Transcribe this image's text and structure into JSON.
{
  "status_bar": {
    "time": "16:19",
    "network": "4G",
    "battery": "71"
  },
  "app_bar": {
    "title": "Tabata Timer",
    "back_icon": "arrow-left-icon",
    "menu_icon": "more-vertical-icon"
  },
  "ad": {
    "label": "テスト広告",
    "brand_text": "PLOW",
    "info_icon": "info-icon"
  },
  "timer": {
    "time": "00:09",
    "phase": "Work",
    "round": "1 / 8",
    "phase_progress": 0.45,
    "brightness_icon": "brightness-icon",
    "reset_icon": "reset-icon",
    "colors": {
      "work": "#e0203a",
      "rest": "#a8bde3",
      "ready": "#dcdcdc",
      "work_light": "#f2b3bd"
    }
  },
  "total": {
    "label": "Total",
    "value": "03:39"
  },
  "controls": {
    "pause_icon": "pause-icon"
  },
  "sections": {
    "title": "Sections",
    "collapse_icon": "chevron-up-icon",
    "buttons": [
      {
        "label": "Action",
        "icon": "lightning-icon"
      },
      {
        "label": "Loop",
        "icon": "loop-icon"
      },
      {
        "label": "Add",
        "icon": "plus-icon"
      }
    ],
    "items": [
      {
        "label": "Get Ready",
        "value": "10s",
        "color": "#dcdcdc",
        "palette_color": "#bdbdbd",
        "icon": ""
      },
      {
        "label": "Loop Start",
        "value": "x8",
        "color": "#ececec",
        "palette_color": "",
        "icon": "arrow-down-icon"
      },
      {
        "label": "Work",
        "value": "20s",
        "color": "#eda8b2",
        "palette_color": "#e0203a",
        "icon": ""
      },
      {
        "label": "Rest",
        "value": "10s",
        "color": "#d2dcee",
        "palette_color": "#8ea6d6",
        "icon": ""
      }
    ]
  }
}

::::

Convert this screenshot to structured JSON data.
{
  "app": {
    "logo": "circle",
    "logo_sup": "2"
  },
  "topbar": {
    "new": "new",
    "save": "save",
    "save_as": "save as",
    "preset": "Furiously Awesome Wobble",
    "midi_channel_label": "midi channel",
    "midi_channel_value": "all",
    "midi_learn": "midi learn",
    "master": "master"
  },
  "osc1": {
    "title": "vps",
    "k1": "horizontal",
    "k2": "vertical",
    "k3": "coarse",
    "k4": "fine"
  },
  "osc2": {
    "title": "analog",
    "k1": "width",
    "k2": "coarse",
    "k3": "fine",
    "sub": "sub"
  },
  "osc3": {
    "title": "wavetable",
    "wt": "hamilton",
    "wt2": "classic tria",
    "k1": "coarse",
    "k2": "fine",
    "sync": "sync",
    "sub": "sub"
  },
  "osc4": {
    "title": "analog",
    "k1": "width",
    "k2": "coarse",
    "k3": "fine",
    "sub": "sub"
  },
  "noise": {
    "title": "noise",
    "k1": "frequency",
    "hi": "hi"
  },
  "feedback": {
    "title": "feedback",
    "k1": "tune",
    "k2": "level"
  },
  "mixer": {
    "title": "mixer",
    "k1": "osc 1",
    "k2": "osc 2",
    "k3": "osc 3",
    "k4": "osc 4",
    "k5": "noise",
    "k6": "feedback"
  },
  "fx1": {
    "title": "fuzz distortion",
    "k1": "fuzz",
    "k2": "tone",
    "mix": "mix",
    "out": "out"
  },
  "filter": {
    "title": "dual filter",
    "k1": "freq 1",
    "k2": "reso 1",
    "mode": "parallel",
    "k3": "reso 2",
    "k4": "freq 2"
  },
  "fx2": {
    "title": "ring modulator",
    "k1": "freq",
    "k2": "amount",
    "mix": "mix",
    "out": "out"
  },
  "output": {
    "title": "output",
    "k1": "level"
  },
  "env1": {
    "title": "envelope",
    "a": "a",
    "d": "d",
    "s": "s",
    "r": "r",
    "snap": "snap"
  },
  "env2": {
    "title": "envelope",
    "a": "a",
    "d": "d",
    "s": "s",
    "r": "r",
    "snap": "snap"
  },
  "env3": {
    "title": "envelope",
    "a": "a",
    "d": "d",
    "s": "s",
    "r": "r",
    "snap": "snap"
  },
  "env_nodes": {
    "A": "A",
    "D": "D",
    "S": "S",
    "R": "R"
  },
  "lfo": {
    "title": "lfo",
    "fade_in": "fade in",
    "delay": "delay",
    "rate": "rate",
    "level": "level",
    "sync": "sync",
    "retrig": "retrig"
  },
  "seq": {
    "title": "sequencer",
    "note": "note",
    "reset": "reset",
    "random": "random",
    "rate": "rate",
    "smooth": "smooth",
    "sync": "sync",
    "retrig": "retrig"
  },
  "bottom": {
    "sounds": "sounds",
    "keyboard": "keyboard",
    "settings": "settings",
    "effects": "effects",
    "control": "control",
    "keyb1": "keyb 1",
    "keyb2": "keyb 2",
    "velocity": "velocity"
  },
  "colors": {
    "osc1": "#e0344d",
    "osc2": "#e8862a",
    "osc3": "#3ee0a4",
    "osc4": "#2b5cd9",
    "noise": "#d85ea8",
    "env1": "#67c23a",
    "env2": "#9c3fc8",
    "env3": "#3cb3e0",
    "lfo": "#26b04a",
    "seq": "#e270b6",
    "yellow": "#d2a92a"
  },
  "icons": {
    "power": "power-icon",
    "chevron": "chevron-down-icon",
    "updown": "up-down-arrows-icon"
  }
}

::::

Exercise description: Read through the data and copy every line where "vertical" shows up.

Full answer:
    "menu_icon": "more-vertical-icon"
    "k2": "vertical",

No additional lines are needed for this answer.